▶ _WHAT IS NEEDED_:
Reproduce each line bearing the word "汇通财经析若提醒".

▶ _DATA EXTRACT_:
▬▬▬
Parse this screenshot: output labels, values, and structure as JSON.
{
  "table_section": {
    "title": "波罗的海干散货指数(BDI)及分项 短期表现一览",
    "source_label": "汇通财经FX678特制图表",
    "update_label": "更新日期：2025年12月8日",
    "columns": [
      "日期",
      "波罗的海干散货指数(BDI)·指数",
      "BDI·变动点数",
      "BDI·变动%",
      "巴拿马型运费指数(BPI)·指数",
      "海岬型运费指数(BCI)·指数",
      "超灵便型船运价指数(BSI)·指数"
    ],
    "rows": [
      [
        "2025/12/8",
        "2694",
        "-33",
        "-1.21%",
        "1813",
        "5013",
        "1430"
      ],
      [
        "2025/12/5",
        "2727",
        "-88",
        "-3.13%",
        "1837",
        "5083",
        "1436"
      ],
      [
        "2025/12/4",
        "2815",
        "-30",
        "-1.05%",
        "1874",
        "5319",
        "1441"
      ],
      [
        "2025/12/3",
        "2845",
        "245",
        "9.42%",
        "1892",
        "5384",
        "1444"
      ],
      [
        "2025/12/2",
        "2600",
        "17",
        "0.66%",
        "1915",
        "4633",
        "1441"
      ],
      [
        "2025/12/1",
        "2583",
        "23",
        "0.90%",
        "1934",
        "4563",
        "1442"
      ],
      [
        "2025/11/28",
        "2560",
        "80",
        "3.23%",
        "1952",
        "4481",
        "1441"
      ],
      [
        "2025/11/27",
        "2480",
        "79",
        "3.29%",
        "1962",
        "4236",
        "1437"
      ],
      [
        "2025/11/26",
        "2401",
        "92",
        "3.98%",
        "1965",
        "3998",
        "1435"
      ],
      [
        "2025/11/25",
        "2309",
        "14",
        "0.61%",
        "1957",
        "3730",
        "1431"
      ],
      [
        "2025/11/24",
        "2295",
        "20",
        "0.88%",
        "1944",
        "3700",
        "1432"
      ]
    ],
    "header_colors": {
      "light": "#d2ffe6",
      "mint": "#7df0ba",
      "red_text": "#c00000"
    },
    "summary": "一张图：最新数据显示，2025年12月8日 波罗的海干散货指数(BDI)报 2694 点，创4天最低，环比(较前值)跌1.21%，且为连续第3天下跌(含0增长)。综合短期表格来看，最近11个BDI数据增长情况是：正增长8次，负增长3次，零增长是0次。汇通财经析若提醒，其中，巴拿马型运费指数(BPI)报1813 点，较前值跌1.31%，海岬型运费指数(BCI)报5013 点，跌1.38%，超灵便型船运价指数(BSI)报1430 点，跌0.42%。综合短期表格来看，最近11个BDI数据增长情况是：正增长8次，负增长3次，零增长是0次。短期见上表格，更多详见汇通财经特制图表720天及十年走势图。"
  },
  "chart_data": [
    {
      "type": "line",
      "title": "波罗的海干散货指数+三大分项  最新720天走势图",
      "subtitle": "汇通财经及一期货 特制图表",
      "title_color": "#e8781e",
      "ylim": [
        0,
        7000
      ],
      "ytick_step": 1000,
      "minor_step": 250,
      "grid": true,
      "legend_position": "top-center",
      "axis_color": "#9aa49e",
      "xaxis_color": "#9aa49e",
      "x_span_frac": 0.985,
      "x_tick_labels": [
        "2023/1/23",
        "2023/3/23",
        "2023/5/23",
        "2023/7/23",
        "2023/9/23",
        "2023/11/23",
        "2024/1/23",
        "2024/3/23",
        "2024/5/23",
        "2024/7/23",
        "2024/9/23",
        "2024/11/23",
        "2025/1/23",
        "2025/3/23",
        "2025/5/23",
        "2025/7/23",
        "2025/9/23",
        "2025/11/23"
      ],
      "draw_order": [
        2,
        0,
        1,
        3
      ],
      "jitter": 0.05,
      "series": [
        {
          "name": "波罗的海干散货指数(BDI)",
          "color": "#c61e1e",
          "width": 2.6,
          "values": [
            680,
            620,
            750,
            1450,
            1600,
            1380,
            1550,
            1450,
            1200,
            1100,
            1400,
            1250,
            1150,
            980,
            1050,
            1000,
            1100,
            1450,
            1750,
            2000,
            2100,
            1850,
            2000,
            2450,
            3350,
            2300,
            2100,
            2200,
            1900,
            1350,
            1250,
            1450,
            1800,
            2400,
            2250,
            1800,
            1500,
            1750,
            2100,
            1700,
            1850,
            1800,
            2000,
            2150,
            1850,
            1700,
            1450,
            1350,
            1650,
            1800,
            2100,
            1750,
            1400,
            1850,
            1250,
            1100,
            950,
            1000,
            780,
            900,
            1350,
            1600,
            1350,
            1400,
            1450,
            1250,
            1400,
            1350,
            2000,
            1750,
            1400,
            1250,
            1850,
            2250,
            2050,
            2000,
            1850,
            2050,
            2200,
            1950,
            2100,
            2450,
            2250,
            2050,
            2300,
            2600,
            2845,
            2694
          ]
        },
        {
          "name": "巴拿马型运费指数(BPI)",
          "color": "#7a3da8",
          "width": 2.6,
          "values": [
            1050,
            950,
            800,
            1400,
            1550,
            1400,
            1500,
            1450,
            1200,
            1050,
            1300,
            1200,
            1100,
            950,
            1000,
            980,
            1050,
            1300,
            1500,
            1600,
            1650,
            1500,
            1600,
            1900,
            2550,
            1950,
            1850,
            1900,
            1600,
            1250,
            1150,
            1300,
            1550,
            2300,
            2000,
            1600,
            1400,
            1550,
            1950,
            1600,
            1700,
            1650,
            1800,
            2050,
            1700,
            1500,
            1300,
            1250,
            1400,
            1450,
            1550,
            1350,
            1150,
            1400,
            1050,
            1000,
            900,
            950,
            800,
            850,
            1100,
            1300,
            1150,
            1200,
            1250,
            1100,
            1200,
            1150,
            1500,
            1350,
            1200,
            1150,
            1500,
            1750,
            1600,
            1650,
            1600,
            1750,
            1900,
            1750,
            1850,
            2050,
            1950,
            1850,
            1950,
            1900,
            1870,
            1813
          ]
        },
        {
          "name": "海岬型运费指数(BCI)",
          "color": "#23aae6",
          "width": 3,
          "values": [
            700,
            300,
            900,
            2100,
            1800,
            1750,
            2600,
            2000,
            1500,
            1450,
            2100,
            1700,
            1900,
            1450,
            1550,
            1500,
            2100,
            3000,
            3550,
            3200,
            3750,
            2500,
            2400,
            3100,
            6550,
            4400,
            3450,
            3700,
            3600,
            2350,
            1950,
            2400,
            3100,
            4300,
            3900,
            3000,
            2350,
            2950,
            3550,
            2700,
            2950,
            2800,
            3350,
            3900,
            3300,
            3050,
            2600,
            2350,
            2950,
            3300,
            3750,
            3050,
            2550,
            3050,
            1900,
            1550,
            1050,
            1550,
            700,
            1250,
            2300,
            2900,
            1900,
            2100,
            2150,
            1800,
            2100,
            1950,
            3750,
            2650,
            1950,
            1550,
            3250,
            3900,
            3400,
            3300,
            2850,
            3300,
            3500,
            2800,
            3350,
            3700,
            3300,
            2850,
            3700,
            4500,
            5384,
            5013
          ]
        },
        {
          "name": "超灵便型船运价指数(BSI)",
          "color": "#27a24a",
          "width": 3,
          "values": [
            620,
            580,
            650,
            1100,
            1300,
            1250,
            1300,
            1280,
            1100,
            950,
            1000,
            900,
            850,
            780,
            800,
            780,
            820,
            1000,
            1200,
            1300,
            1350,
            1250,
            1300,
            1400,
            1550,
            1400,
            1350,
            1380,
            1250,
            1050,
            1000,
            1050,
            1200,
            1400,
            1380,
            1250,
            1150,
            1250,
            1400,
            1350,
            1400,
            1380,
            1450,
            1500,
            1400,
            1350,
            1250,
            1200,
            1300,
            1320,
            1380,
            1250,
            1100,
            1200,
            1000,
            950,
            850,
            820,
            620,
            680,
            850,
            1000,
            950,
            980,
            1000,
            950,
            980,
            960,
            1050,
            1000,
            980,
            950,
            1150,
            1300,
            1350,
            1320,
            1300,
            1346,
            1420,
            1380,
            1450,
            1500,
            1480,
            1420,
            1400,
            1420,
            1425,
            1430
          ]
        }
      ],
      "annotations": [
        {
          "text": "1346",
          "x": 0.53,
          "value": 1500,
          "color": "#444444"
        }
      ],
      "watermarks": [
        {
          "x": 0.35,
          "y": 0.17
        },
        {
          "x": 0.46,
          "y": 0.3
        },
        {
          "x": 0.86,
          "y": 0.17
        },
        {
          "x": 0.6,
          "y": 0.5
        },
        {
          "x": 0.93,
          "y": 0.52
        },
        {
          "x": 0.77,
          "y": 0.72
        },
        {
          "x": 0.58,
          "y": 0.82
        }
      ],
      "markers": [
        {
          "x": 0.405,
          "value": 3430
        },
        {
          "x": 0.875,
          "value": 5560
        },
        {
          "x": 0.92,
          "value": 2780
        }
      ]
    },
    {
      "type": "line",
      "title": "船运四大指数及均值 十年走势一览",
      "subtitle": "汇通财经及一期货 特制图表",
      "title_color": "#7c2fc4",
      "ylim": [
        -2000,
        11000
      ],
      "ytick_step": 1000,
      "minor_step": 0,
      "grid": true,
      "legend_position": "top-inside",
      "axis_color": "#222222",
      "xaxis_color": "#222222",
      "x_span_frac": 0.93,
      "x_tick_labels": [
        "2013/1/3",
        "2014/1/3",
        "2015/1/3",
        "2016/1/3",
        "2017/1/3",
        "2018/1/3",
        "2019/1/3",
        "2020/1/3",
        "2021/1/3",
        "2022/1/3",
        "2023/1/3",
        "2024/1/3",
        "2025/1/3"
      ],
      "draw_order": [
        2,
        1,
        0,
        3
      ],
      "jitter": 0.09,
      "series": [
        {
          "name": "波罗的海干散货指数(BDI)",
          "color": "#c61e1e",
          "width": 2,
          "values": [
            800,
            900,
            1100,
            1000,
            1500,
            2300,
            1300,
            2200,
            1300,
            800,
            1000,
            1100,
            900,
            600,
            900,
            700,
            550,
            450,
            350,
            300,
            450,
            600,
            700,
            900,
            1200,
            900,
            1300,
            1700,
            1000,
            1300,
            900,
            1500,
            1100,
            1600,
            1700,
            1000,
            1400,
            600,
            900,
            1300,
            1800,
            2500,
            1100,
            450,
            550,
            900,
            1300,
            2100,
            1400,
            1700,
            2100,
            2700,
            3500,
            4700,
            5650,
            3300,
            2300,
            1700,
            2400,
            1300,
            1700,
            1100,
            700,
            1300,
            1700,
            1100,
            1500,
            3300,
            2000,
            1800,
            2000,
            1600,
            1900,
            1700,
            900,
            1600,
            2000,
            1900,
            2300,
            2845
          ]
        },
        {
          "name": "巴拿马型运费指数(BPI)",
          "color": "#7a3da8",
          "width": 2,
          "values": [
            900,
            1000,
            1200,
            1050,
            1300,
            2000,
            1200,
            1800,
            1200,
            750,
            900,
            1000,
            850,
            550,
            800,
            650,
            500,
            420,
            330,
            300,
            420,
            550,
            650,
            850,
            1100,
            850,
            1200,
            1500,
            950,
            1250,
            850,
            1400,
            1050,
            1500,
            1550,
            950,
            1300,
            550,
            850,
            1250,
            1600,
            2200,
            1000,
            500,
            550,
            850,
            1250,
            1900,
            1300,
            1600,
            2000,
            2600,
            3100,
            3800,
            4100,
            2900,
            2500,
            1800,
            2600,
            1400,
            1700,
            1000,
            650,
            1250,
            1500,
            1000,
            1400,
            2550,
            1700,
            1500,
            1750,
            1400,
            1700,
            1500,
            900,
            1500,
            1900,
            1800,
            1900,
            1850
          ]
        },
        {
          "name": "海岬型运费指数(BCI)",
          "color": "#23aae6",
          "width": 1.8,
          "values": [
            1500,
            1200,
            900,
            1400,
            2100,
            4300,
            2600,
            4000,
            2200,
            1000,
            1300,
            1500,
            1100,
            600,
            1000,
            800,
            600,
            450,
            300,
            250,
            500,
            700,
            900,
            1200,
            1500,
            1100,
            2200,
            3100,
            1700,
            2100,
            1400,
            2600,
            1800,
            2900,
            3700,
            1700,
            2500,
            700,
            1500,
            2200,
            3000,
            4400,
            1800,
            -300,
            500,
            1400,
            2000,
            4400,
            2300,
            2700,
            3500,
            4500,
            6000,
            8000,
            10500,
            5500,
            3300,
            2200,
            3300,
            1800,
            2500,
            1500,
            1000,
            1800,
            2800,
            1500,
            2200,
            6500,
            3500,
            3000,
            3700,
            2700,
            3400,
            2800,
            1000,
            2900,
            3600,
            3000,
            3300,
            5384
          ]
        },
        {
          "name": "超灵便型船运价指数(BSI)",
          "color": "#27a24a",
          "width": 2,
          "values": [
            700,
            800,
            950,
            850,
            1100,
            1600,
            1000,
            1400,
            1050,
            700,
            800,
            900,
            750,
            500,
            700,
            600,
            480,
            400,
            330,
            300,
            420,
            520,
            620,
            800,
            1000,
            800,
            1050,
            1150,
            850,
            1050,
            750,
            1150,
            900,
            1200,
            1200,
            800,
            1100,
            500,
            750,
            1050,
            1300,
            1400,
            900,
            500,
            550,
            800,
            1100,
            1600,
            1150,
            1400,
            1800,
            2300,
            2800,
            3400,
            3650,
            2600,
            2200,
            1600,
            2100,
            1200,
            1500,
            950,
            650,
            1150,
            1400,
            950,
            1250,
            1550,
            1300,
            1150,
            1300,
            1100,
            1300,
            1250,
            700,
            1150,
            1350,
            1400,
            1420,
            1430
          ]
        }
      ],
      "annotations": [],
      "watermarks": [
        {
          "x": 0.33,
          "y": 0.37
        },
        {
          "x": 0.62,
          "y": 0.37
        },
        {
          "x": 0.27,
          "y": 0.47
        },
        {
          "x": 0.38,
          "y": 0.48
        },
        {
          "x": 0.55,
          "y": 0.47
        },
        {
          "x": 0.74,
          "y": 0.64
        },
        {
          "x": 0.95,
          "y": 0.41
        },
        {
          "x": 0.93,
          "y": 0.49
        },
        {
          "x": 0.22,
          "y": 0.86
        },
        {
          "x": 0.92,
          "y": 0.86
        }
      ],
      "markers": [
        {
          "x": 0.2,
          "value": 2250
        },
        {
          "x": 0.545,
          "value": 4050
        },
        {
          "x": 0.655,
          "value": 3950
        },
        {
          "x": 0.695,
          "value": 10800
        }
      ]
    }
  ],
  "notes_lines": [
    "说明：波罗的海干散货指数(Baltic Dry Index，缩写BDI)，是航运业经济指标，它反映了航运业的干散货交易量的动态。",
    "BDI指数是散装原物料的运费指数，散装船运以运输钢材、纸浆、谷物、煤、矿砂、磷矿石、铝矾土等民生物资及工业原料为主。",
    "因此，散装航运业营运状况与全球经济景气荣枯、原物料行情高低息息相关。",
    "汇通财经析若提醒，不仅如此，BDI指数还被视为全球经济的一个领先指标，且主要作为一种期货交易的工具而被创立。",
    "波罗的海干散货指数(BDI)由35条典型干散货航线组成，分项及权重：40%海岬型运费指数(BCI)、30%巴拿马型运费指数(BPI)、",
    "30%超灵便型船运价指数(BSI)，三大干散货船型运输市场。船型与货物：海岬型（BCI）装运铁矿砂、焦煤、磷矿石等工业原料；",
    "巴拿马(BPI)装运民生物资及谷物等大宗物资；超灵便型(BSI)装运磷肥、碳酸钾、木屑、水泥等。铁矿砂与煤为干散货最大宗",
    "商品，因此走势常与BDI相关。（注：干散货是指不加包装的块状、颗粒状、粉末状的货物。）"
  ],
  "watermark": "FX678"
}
▬▬▬
▶ _COMPLETE RESPONSE_:
    "summary": "一张图：最新数据显示，2025年12月8日 波罗的海干散货指数(BDI)报 2694 点，创4天最低，环比(较前值)跌1.21%，且为连续第3天下跌(含0增长)。综合短期表格来看，最近11个BDI数据增长情况是：正增长8次，负增长3次，零增长是0次。汇通财经析若提醒，其中，巴拿马型运费指数(BPI)报1813 点，较前值跌1.31%，海岬型运费指数(BCI)报5013 点，跌1.38%，超灵便型船运价指数(BSI)报1430 点，跌0.42%。综合短期表格来看，最近11个BDI数据增长情况是：正增长8次，负增长3次，零增长是0次。短期见上表格，更多详见汇通财经特制图表720天及十年走势图。"
    "汇通财经析若提醒，不仅如此，BDI指数还被视为全球经济的一个领先指标，且主要作为一种期货交易的工具而被创立。",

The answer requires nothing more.